Problem:
The entries below are to be transcribed in full, without their images.

--- start ---

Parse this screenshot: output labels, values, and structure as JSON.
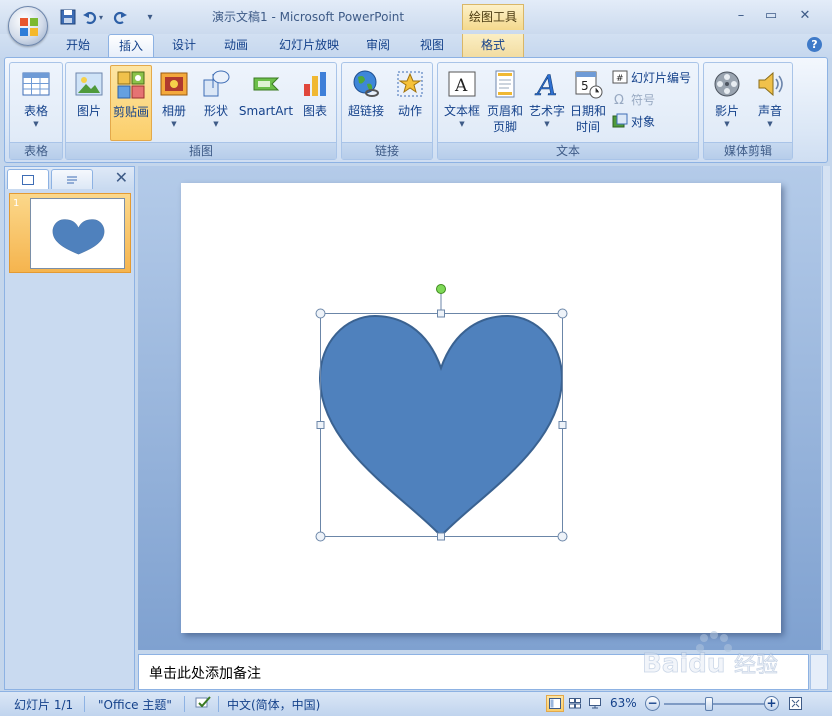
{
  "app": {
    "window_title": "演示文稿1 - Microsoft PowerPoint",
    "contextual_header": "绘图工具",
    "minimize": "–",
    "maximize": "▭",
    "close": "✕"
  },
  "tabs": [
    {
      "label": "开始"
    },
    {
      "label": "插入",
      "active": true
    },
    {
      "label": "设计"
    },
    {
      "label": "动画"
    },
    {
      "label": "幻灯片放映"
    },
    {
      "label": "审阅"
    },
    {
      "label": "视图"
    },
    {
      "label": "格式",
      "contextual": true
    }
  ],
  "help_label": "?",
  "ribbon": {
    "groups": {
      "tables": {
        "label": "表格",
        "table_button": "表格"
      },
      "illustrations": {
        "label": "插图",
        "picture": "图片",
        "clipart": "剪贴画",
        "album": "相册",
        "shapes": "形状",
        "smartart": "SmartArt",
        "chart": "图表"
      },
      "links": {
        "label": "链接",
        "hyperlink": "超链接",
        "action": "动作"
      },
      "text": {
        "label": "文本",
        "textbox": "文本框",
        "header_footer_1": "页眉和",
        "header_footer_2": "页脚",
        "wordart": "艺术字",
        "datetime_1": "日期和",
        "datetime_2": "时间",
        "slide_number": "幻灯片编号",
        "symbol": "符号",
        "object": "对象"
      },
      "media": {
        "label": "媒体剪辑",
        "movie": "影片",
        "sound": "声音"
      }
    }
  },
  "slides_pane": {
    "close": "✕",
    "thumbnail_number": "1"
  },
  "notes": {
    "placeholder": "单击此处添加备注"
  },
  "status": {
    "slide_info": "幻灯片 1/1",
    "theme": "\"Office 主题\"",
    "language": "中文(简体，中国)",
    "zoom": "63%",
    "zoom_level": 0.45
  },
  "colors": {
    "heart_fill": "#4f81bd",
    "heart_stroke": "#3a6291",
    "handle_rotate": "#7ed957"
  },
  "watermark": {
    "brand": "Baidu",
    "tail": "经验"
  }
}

--- end ---

Result of the exercise:
Parse this screenshot: output labels, values, and structure as JSON.
{
  "app": {
    "window_title": "演示文稿1 - Microsoft PowerPoint",
    "contextual_header": "绘图工具",
    "minimize": "–",
    "maximize": "▭",
    "close": "✕"
  },
  "tabs": [
    {
      "label": "开始"
    },
    {
      "label": "插入",
      "active": true
    },
    {
      "label": "设计"
    },
    {
      "label": "动画"
    },
    {
      "label": "幻灯片放映"
    },
    {
      "label": "审阅"
    },
    {
      "label": "视图"
    },
    {
      "label": "格式",
      "contextual": true
    }
  ],
  "help_label": "?",
  "ribbon": {
    "groups": {
      "tables": {
        "label": "表格",
        "table_button": "表格"
      },
      "illustrations": {
        "label": "插图",
        "picture": "图片",
        "clipart": "剪贴画",
        "album": "相册",
        "shapes": "形状",
        "smartart": "SmartArt",
        "chart": "图表"
      },
      "links": {
        "label": "链接",
        "hyperlink": "超链接",
        "action": "动作"
      },
      "text": {
        "label": "文本",
        "textbox": "文本框",
        "header_footer_1": "页眉和",
        "header_footer_2": "页脚",
        "wordart": "艺术字",
        "datetime_1": "日期和",
        "datetime_2": "时间",
        "slide_number": "幻灯片编号",
        "symbol": "符号",
        "object": "对象"
      },
      "media": {
        "label": "媒体剪辑",
        "movie": "影片",
        "sound": "声音"
      }
    }
  },
  "slides_pane": {
    "close": "✕",
    "thumbnail_number": "1"
  },
  "notes": {
    "placeholder": "单击此处添加备注"
  },
  "status": {
    "slide_info": "幻灯片 1/1",
    "theme": "\"Office 主题\"",
    "language": "中文(简体，中国)",
    "zoom": "63%",
    "zoom_level": 0.45
  },
  "colors": {
    "heart_fill": "#4f81bd",
    "heart_stroke": "#3a6291",
    "handle_rotate": "#7ed957"
  },
  "watermark": {
    "brand": "Baidu",
    "tail": "经验"
  }
}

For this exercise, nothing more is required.